SHORT EXERCISE: Each entry below is to be written out exactly, and the pictures are to be left out.

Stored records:
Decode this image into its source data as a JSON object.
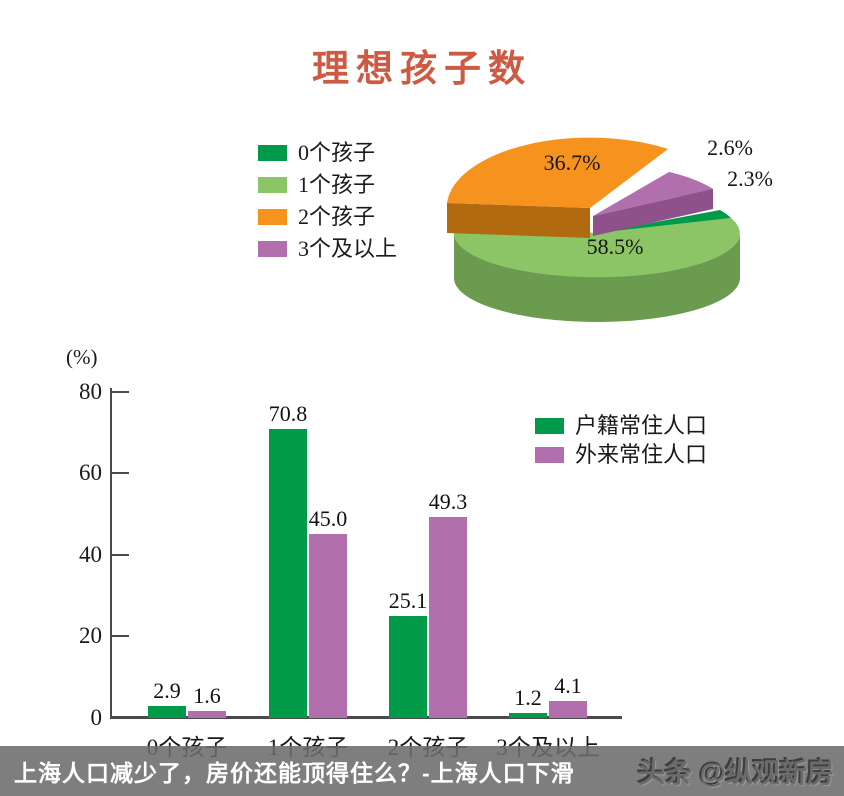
{
  "title": "理想孩子数",
  "title_color": "#cd5a42",
  "colors": {
    "green_dark": "#009a48",
    "green_light": "#8bc565",
    "orange": "#f6921e",
    "purple": "#b26fae",
    "pie_green_side": "#6a9b4f",
    "pie_purple_side": "#8e5189",
    "pie_purple_rim": "#9a5a93",
    "pie_orange_side": "#b26a10",
    "axis": "#4a4a4a",
    "text": "#1a1a1a"
  },
  "chart_data": [
    {
      "type": "pie",
      "style": "3d-exploded",
      "title": "理想孩子数",
      "labels": [
        "0个孩子",
        "1个孩子",
        "2个孩子",
        "3个及以上"
      ],
      "values": [
        2.3,
        58.5,
        36.7,
        2.6
      ],
      "value_labels": [
        "2.3%",
        "58.5%",
        "36.7%",
        "2.6%"
      ],
      "colors": [
        "#009a48",
        "#8bc565",
        "#f6921e",
        "#b26fae"
      ],
      "legend_position": "left"
    },
    {
      "type": "bar",
      "categories": [
        "0个孩子",
        "1个孩子",
        "2个孩子",
        "3个及以上"
      ],
      "series": [
        {
          "name": "户籍常住人口",
          "color": "#009a48",
          "values": [
            2.9,
            70.8,
            25.1,
            1.2
          ]
        },
        {
          "name": "外来常住人口",
          "color": "#b26fae",
          "values": [
            1.6,
            45.0,
            49.3,
            4.1
          ]
        }
      ],
      "ylabel": "(%)",
      "ylim": [
        0,
        80
      ],
      "yticks": [
        0,
        20,
        40,
        60,
        80
      ],
      "grid": false,
      "legend_position": "right-top"
    }
  ],
  "footer": {
    "caption": "上海人口减少了，房价还能顶得住么？-上海人口下滑",
    "watermark": "头条 @纵观新房"
  }
}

WRITTEN SOLUTION:
Decode this image into its source data as a JSON object.
{
  "title": "理想孩子数",
  "title_color": "#cd5a42",
  "colors": {
    "green_dark": "#009a48",
    "green_light": "#8bc565",
    "orange": "#f6921e",
    "purple": "#b26fae",
    "pie_green_side": "#6a9b4f",
    "pie_purple_side": "#8e5189",
    "pie_purple_rim": "#9a5a93",
    "pie_orange_side": "#b26a10",
    "axis": "#4a4a4a",
    "text": "#1a1a1a"
  },
  "chart_data": [
    {
      "type": "pie",
      "style": "3d-exploded",
      "title": "理想孩子数",
      "labels": [
        "0个孩子",
        "1个孩子",
        "2个孩子",
        "3个及以上"
      ],
      "values": [
        2.3,
        58.5,
        36.7,
        2.6
      ],
      "value_labels": [
        "2.3%",
        "58.5%",
        "36.7%",
        "2.6%"
      ],
      "colors": [
        "#009a48",
        "#8bc565",
        "#f6921e",
        "#b26fae"
      ],
      "legend_position": "left"
    },
    {
      "type": "bar",
      "categories": [
        "0个孩子",
        "1个孩子",
        "2个孩子",
        "3个及以上"
      ],
      "series": [
        {
          "name": "户籍常住人口",
          "color": "#009a48",
          "values": [
            2.9,
            70.8,
            25.1,
            1.2
          ]
        },
        {
          "name": "外来常住人口",
          "color": "#b26fae",
          "values": [
            1.6,
            45.0,
            49.3,
            4.1
          ]
        }
      ],
      "ylabel": "(%)",
      "ylim": [
        0,
        80
      ],
      "yticks": [
        0,
        20,
        40,
        60,
        80
      ],
      "grid": false,
      "legend_position": "right-top"
    }
  ],
  "footer": {
    "caption": "上海人口减少了，房价还能顶得住么？-上海人口下滑",
    "watermark": "头条 @纵观新房"
  }
}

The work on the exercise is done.